----- Exercise data

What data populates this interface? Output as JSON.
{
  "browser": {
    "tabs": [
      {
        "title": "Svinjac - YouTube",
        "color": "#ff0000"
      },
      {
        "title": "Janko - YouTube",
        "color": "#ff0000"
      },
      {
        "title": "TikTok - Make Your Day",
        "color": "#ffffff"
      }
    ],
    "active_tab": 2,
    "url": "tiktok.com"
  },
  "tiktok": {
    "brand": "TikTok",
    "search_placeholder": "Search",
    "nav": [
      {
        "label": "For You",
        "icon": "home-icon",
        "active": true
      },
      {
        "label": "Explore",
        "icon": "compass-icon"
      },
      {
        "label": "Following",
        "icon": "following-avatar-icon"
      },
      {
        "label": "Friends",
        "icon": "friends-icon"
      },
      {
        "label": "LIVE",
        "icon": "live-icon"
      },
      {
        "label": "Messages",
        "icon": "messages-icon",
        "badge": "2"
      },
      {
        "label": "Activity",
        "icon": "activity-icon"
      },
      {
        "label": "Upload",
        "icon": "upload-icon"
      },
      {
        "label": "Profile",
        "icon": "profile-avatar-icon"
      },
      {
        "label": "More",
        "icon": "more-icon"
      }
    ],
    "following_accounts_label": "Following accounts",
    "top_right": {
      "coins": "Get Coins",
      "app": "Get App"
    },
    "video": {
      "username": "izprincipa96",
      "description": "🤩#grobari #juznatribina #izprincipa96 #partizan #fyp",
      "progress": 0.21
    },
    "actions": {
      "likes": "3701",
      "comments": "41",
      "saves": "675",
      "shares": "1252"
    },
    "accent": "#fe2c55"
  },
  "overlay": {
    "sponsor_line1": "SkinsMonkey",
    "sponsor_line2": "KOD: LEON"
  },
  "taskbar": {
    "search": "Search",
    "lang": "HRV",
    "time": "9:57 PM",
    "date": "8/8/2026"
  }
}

----------

Check each line of the entries above for the word "icon". List the ones that have it.

        "icon": "home-icon",
        "icon": "compass-icon"
        "icon": "following-avatar-icon"
        "icon": "friends-icon"
        "icon": "live-icon"
        "icon": "messages-icon",
        "icon": "activity-icon"
        "icon": "upload-icon"
        "icon": "profile-avatar-icon"
        "icon": "more-icon"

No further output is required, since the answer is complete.